• **Instructions to follow**
Repeat each record below exactly as given.

(Stored items)
--------------------

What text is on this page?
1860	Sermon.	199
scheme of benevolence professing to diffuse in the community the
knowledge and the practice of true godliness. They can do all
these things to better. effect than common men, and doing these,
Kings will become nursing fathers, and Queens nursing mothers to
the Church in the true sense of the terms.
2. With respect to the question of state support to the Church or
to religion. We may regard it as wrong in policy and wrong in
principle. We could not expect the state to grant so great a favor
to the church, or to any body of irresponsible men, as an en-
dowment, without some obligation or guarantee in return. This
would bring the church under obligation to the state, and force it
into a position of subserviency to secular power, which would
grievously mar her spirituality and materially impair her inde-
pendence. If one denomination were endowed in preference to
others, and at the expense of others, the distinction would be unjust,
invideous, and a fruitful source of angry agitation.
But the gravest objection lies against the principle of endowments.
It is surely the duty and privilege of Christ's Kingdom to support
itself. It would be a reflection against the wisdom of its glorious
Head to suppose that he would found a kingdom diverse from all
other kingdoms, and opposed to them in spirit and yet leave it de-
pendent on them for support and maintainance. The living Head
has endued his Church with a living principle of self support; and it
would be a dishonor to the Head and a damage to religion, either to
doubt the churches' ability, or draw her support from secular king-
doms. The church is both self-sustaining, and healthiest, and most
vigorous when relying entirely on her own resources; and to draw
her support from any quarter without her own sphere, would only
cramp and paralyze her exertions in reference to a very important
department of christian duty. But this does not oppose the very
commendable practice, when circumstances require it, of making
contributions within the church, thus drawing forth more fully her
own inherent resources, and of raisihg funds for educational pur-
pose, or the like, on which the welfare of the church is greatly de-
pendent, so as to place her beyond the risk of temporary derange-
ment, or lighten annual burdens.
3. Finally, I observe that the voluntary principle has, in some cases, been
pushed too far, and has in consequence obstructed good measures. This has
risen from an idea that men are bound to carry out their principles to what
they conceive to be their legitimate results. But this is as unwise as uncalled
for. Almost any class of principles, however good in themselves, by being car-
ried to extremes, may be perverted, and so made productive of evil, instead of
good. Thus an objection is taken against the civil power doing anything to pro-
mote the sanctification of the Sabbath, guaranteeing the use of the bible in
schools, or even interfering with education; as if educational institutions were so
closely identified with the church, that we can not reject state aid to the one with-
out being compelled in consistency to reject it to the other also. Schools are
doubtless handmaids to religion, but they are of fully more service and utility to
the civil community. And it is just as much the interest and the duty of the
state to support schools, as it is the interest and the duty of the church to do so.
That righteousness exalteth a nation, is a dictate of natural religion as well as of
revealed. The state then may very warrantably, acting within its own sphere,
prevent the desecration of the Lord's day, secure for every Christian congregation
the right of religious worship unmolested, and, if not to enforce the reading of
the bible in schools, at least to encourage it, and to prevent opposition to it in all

--------------------

• **Response below**
What text is on this page?
1860	Sermon.	199
scheme of benevolence professing to diffuse in the community the
knowledge and the practice of true godliness. They can do all
these things to better. effect than common men, and doing these,
Kings will become nursing fathers, and Queens nursing mothers to
the Church in the true sense of the terms.
2. With respect to the question of state support to the Church or
to religion. We may regard it as wrong in policy and wrong in
principle. We could not expect the state to grant so great a favor
to the church, or to any body of irresponsible men, as an en-
dowment, without some obligation or guarantee in return. This
would bring the church under obligation to the state, and force it
into a position of subserviency to secular power, which would
grievously mar her spirituality and materially impair her inde-
pendence. If one denomination were endowed in preference to
others, and at the expense of others, the distinction would be unjust,
invideous, and a fruitful source of angry agitation.
But the gravest objection lies against the principle of endowments.
It is surely the duty and privilege of Christ's Kingdom to support
itself. It would be a reflection against the wisdom of its glorious
Head to suppose that he would found a kingdom diverse from all
other kingdoms, and opposed to them in spirit and yet leave it de-
pendent on them for support and maintainance. The living Head
has endued his Church with a living principle of self support; and it
would be a dishonor to the Head and a damage to religion, either to
doubt the churches' ability, or draw her support from secular king-
doms. The church is both self-sustaining, and healthiest, and most
vigorous when relying entirely on her own resources; and to draw
her support from any quarter without her own sphere, would only
cramp and paralyze her exertions in reference to a very important
department of christian duty. But this does not oppose the very
commendable practice, when circumstances require it, of making
contributions within the church, thus drawing forth more fully her
own inherent resources, and of raisihg funds for educational pur-
pose, or the like, on which the welfare of the church is greatly de-
pendent, so as to place her beyond the risk of temporary derange-
ment, or lighten annual burdens.
3. Finally, I observe that the voluntary principle has, in some cases, been
pushed too far, and has in consequence obstructed good measures. This has
risen from an idea that men are bound to carry out their principles to what
they conceive to be their legitimate results. But this is as unwise as uncalled
for. Almost any class of principles, however good in themselves, by being car-
ried to extremes, may be perverted, and so made productive of evil, instead of
good. Thus an objection is taken against the civil power doing anything to pro-
mote the sanctification of the Sabbath, guaranteeing the use of the bible in
schools, or even interfering with education; as if educational institutions were so
closely identified with the church, that we can not reject state aid to the one with-
out being compelled in consistency to reject it to the other also. Schools are
doubtless handmaids to religion, but they are of fully more service and utility to
the civil community. And it is just as much the interest and the duty of the
state to support schools, as it is the interest and the duty of the church to do so.
That righteousness exalteth a nation, is a dictate of natural religion as well as of
revealed. The state then may very warrantably, acting within its own sphere,
prevent the desecration of the Lord's day, secure for every Christian congregation
the right of religious worship unmolested, and, if not to enforce the reading of
the bible in schools, at least to encourage it, and to prevent opposition to it in all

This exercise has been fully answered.